Request: Search the listing for "JSON" and copy every line where it appears.

--- BEGIN Raw data ---

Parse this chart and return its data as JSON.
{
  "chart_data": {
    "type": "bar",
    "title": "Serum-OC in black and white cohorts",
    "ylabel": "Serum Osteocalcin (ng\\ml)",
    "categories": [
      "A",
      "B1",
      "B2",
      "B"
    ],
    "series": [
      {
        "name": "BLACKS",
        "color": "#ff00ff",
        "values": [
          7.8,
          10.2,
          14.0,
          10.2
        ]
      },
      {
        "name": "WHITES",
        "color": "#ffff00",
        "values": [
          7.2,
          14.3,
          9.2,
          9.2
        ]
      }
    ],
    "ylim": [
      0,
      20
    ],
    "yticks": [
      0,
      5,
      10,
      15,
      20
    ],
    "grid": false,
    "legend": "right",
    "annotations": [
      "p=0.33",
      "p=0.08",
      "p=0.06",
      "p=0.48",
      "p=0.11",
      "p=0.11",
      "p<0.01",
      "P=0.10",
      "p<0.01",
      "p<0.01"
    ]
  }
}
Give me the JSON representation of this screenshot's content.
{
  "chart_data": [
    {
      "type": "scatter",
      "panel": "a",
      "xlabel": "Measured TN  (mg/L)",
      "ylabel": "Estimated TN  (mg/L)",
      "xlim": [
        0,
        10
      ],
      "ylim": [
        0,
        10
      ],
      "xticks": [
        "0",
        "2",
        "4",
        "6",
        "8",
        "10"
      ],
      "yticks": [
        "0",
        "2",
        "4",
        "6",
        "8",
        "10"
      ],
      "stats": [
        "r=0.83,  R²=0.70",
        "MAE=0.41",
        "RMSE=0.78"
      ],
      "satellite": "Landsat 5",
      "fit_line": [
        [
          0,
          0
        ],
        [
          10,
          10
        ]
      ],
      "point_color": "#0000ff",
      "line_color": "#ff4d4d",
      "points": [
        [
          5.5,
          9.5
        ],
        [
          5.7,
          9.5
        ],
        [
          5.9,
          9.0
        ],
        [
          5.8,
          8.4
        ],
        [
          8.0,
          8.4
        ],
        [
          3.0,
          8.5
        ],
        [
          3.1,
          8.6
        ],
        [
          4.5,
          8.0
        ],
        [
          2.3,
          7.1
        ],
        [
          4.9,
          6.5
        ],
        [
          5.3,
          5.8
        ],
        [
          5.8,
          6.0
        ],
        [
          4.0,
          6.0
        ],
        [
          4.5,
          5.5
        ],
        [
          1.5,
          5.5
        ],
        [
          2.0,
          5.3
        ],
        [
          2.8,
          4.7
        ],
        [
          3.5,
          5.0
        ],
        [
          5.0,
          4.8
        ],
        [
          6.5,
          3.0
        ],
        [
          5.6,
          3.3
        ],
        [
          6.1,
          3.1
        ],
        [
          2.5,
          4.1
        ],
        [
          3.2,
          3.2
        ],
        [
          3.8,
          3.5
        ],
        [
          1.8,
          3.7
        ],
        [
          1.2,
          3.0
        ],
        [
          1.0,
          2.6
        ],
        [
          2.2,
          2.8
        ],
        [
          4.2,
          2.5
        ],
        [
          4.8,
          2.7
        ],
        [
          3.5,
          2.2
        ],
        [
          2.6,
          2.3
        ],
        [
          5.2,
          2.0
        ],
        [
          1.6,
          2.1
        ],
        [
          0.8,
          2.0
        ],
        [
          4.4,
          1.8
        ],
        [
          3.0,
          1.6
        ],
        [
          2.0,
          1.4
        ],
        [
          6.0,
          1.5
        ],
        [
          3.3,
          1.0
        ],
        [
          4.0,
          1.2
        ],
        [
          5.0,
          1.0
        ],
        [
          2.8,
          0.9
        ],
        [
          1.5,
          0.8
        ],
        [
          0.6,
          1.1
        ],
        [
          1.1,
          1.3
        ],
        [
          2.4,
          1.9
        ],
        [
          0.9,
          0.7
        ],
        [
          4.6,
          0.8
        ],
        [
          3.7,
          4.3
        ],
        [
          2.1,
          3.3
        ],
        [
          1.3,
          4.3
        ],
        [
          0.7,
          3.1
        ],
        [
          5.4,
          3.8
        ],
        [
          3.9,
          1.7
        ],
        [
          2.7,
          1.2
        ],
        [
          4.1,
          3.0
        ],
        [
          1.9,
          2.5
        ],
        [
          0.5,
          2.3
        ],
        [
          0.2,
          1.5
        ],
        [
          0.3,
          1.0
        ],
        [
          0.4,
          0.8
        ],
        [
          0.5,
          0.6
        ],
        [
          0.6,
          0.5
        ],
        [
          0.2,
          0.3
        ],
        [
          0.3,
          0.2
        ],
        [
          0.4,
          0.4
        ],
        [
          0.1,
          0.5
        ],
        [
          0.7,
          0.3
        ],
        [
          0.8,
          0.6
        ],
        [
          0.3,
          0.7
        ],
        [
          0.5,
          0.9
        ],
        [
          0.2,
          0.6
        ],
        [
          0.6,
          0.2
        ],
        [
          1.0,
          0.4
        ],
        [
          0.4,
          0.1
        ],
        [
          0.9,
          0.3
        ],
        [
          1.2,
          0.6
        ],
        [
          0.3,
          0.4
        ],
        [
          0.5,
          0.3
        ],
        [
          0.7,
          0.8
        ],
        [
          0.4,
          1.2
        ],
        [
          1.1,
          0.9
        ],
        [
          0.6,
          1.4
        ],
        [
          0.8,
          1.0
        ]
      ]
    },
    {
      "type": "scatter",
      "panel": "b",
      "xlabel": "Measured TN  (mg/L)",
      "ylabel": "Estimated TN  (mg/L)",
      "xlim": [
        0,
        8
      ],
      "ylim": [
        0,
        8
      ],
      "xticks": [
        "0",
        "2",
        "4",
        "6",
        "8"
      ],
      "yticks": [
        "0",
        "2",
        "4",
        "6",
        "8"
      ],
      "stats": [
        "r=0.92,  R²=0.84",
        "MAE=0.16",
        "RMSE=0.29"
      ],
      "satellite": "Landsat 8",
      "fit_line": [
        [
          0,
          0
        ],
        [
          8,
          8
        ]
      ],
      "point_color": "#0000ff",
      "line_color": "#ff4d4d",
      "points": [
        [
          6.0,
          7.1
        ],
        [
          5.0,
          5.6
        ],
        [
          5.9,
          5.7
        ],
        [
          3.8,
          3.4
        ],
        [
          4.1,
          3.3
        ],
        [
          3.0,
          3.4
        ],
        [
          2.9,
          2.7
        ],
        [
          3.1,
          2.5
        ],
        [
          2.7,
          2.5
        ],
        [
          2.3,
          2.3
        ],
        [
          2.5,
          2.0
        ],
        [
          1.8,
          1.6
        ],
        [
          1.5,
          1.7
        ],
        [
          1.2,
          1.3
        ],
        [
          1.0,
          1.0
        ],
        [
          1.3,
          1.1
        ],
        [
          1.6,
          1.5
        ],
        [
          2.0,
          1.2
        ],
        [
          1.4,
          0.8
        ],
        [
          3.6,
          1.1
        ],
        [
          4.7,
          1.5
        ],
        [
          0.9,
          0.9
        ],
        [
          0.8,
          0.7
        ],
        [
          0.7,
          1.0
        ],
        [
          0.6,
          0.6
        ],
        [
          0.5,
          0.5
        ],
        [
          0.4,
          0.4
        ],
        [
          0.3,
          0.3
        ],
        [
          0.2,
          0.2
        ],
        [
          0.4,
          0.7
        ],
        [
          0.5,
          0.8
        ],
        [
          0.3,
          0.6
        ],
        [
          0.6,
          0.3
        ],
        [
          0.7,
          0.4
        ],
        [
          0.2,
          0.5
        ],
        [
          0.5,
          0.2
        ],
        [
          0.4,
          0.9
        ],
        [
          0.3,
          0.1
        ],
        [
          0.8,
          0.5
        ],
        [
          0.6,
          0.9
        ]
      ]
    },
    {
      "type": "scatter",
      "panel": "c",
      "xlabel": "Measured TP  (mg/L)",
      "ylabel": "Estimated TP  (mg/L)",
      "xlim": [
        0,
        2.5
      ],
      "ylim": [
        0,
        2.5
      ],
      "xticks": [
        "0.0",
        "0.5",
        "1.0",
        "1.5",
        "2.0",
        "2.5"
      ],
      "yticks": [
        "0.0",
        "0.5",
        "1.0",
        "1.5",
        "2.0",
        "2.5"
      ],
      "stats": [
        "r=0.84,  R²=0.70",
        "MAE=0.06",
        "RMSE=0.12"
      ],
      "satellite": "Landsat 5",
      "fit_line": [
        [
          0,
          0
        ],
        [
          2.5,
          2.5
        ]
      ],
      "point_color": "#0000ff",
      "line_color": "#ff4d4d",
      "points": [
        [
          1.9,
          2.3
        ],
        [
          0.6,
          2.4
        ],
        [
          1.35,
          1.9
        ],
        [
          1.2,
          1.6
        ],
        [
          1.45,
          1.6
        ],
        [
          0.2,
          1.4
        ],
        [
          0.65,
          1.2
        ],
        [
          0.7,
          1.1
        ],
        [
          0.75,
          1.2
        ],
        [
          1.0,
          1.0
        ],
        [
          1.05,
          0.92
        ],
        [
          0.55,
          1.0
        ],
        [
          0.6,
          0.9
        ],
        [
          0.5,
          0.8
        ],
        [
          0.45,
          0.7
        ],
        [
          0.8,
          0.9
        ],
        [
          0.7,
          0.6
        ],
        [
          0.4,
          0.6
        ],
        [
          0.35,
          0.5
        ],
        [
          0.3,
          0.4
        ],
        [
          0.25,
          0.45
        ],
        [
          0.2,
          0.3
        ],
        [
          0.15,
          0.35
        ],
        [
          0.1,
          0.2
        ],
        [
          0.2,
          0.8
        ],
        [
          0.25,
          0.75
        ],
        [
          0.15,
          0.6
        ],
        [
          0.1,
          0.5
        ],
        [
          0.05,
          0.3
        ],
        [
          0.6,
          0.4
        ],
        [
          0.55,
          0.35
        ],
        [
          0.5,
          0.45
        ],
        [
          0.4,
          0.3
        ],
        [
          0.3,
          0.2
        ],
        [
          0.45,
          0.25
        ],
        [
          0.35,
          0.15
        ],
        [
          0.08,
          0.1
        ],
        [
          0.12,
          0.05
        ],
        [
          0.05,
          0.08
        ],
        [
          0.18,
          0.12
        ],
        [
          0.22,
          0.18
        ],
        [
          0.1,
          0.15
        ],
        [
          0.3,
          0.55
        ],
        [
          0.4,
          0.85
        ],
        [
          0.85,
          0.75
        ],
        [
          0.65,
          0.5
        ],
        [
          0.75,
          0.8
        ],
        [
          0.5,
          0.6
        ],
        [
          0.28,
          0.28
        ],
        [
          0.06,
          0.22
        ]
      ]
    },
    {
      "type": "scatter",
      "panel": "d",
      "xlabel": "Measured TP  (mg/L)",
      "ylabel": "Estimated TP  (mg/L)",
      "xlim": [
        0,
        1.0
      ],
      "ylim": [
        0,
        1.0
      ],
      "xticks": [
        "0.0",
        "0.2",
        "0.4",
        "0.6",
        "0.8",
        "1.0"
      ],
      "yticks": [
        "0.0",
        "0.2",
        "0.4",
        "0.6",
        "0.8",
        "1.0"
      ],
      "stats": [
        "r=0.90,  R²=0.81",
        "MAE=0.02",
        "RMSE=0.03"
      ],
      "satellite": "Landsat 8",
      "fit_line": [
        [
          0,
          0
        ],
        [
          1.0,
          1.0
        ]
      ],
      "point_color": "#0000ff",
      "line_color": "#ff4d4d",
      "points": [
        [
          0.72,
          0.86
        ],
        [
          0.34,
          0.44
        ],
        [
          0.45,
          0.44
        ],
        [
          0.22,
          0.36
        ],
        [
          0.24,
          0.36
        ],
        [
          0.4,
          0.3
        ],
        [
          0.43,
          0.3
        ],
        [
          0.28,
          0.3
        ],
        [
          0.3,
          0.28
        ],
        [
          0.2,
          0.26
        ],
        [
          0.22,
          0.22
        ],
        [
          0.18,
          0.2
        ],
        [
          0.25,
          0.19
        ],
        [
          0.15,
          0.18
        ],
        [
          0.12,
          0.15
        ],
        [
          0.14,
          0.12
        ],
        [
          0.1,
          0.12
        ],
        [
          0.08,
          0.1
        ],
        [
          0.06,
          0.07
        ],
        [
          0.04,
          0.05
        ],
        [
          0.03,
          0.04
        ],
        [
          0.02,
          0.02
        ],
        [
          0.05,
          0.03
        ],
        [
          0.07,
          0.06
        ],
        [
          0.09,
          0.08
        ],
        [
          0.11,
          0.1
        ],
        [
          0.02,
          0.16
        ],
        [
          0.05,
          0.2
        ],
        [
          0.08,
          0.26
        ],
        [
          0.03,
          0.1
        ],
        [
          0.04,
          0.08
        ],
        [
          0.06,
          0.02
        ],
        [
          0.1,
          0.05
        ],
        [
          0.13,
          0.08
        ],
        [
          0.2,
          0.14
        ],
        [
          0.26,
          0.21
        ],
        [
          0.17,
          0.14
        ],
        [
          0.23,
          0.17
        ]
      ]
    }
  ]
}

--- END Raw data ---

Answer to the task:
Parse this chart and return its data as JSON.
Give me the JSON representation of this screenshot's content.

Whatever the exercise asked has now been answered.